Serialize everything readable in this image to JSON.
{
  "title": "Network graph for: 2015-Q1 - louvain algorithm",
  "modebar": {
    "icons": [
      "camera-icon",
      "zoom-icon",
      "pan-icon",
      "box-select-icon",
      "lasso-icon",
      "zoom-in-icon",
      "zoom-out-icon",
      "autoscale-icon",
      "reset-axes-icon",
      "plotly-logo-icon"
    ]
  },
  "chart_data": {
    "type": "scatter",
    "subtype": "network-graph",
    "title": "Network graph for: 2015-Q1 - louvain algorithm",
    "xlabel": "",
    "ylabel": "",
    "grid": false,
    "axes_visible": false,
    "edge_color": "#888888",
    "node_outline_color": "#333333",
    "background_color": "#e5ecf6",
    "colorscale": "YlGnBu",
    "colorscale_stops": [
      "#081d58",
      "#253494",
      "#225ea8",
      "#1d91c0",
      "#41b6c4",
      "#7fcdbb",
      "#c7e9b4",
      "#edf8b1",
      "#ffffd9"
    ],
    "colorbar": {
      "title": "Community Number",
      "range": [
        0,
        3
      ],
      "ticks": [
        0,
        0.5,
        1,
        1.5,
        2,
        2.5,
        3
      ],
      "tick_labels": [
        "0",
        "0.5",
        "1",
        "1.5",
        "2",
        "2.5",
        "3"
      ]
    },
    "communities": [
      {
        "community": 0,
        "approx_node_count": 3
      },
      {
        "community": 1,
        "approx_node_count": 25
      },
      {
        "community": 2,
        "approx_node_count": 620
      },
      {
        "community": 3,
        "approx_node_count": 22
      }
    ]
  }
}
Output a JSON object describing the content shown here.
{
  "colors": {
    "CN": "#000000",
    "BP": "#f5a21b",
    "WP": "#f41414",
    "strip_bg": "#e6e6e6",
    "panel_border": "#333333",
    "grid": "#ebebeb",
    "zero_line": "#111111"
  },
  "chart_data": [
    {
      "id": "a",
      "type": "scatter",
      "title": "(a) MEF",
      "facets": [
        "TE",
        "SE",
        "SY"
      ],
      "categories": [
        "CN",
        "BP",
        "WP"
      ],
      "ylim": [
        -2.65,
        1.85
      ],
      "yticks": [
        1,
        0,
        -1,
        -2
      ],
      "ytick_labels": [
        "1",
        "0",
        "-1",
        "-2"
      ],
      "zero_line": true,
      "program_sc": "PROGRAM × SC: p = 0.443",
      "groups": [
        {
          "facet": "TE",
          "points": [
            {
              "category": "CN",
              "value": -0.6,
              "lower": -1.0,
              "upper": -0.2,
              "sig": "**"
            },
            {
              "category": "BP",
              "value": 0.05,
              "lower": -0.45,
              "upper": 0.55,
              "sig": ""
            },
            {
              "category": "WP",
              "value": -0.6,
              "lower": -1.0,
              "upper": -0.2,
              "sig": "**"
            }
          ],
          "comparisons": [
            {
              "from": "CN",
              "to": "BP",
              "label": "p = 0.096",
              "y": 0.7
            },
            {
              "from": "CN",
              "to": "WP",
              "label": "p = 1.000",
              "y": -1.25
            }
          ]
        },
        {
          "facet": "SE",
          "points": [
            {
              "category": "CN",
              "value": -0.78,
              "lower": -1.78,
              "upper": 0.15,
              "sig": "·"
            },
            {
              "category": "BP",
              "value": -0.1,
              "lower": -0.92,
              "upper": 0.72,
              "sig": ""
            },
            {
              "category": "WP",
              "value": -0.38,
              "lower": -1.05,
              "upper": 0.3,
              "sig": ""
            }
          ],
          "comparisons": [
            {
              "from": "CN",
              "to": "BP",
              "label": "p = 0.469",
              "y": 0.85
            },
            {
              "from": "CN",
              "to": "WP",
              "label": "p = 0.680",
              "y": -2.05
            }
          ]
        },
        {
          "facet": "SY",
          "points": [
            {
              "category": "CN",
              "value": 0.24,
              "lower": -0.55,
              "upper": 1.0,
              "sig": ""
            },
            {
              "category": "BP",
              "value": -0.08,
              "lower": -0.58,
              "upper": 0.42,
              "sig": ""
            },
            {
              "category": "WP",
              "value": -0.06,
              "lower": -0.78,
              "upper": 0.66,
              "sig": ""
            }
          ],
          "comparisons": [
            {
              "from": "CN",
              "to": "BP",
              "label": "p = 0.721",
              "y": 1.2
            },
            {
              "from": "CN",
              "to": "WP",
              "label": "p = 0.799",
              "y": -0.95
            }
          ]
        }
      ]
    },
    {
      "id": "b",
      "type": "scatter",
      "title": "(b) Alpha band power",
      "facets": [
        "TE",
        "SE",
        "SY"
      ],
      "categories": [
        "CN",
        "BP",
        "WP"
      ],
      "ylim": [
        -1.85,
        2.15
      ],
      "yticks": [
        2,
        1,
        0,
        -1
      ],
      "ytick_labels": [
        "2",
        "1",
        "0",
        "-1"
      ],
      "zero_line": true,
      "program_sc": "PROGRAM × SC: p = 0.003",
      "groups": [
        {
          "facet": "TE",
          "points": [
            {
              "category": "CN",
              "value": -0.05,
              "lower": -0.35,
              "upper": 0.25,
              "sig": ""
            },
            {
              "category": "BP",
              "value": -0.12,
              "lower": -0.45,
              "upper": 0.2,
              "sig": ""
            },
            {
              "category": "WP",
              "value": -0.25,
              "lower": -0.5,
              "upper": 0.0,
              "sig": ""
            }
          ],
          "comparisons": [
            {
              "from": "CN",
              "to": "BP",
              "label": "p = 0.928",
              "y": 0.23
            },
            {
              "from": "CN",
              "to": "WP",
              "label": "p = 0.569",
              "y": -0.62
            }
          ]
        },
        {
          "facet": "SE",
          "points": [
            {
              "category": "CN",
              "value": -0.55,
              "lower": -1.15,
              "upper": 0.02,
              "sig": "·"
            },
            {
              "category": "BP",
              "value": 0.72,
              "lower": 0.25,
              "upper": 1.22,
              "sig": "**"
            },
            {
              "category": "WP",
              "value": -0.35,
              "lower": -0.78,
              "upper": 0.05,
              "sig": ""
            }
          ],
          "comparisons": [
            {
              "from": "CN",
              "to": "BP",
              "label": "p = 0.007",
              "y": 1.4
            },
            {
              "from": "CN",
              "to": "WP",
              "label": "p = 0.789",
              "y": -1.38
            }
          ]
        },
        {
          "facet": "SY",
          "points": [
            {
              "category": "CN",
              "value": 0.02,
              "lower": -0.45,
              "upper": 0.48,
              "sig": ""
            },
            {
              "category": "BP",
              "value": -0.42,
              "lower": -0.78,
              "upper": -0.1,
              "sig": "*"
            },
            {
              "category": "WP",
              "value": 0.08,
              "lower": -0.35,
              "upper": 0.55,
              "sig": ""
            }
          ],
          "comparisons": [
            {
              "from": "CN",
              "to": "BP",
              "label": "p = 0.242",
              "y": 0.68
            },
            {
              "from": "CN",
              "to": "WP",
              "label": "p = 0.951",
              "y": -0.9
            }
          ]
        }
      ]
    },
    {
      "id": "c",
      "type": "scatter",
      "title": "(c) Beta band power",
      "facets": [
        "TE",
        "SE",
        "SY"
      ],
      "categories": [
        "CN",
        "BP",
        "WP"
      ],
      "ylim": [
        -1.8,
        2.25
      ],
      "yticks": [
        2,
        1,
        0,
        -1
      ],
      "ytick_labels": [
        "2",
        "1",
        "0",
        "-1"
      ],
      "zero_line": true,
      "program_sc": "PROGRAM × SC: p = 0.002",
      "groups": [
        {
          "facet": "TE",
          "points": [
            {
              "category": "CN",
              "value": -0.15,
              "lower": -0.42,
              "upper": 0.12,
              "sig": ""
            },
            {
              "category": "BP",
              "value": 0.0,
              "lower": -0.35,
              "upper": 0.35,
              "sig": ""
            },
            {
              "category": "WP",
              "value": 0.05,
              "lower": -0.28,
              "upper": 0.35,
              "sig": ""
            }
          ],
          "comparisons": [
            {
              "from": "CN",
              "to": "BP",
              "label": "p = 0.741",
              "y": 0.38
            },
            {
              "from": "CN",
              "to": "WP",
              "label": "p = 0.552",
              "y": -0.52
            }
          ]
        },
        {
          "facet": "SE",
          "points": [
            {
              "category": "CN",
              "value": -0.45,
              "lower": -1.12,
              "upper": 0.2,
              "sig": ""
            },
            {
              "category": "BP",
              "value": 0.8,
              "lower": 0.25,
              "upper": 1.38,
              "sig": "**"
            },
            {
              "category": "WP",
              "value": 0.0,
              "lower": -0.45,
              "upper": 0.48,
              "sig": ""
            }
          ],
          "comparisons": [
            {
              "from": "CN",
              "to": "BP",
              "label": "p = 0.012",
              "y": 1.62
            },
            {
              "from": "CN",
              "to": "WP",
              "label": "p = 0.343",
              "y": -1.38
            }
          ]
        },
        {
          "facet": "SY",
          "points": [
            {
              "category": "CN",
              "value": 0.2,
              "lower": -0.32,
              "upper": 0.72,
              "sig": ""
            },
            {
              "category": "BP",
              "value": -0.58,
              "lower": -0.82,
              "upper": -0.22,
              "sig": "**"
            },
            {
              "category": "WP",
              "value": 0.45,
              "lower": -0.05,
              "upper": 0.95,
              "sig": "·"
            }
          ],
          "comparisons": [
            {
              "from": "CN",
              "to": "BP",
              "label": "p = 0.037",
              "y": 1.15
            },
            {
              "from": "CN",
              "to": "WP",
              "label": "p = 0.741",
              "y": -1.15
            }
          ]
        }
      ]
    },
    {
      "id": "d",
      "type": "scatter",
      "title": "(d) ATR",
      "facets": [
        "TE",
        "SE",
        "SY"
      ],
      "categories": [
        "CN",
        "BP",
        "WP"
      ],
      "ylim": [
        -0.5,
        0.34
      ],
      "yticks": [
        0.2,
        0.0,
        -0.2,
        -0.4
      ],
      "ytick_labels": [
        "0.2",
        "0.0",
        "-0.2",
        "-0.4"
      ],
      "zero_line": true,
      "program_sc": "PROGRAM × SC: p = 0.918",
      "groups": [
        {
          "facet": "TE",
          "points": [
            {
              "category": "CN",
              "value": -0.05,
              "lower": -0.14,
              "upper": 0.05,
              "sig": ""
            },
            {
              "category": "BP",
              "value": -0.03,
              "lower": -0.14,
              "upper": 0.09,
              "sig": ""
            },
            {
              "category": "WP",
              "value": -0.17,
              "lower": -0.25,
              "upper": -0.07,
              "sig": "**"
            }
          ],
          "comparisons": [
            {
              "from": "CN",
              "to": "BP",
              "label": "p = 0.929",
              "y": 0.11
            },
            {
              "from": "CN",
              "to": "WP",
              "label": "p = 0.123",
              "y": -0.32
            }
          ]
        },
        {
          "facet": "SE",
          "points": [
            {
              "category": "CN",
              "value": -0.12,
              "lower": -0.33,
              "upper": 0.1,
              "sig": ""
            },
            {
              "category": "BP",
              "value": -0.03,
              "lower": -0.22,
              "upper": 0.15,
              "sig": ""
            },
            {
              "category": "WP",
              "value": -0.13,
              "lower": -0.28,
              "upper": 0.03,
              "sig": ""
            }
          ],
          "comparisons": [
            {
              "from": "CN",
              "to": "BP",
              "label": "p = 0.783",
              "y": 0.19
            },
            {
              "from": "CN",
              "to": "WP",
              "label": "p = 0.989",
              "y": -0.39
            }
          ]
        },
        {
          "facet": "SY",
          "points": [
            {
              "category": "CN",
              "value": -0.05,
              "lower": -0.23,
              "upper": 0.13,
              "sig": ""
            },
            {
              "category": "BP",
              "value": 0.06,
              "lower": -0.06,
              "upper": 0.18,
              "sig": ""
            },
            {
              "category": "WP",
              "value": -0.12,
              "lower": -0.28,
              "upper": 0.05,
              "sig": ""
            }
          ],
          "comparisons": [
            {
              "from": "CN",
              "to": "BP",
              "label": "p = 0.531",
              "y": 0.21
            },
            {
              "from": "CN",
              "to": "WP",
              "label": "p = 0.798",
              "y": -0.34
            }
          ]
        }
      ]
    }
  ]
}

· · · · · · ·

Above are the records. Identify each line that contains the word "algorithm".

Task response:
  "title": "Network graph for: 2015-Q1 - louvain algorithm",
    "title": "Network graph for: 2015-Q1 - louvain algorithm",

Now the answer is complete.